Exercise prompt
Only the pictures are to be left out; set down the rest of the records exactly.

Dataset records
-----

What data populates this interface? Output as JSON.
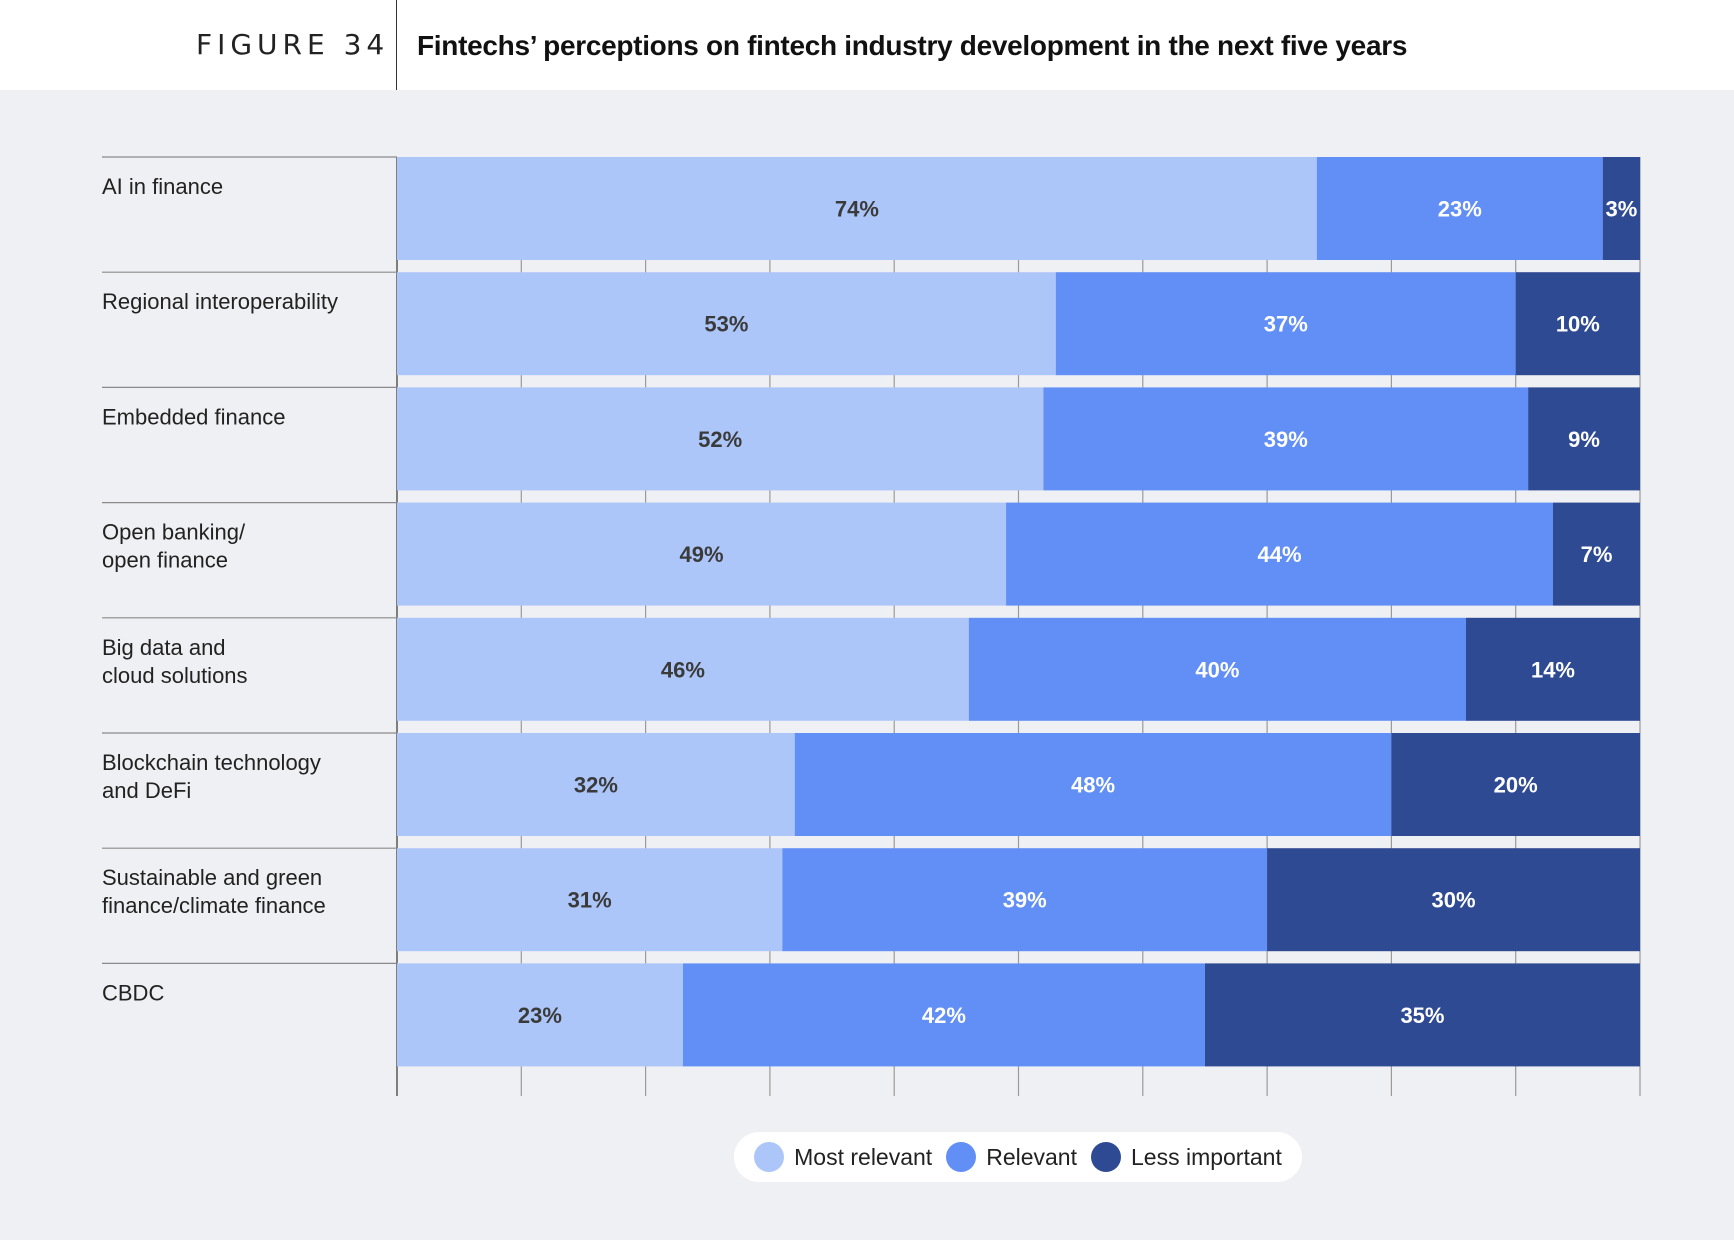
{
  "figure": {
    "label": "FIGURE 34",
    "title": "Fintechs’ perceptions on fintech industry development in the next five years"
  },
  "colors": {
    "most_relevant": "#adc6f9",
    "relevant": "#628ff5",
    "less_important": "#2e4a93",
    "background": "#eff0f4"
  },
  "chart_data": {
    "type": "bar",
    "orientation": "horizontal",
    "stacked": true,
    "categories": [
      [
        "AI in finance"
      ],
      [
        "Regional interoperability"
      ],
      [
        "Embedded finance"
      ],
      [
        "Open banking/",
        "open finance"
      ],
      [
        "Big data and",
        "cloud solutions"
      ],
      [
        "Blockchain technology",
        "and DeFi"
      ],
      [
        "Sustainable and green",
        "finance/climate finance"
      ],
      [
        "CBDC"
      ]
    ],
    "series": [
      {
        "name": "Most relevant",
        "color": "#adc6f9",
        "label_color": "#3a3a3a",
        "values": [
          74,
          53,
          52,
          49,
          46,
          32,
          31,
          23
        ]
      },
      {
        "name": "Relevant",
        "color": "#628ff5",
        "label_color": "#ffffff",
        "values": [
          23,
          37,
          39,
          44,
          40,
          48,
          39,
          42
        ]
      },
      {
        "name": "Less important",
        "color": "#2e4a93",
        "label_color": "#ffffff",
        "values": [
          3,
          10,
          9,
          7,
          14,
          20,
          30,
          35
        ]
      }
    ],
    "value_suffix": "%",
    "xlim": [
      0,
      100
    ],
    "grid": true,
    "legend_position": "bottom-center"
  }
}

-----

Task answer
What data populates this interface? Output as JSON.
{
  "figure": {
    "label": "FIGURE 34",
    "title": "Fintechs’ perceptions on fintech industry development in the next five years"
  },
  "colors": {
    "most_relevant": "#adc6f9",
    "relevant": "#628ff5",
    "less_important": "#2e4a93",
    "background": "#eff0f4"
  },
  "chart_data": {
    "type": "bar",
    "orientation": "horizontal",
    "stacked": true,
    "categories": [
      [
        "AI in finance"
      ],
      [
        "Regional interoperability"
      ],
      [
        "Embedded finance"
      ],
      [
        "Open banking/",
        "open finance"
      ],
      [
        "Big data and",
        "cloud solutions"
      ],
      [
        "Blockchain technology",
        "and DeFi"
      ],
      [
        "Sustainable and green",
        "finance/climate finance"
      ],
      [
        "CBDC"
      ]
    ],
    "series": [
      {
        "name": "Most relevant",
        "color": "#adc6f9",
        "label_color": "#3a3a3a",
        "values": [
          74,
          53,
          52,
          49,
          46,
          32,
          31,
          23
        ]
      },
      {
        "name": "Relevant",
        "color": "#628ff5",
        "label_color": "#ffffff",
        "values": [
          23,
          37,
          39,
          44,
          40,
          48,
          39,
          42
        ]
      },
      {
        "name": "Less important",
        "color": "#2e4a93",
        "label_color": "#ffffff",
        "values": [
          3,
          10,
          9,
          7,
          14,
          20,
          30,
          35
        ]
      }
    ],
    "value_suffix": "%",
    "xlim": [
      0,
      100
    ],
    "grid": true,
    "legend_position": "bottom-center"
  }
}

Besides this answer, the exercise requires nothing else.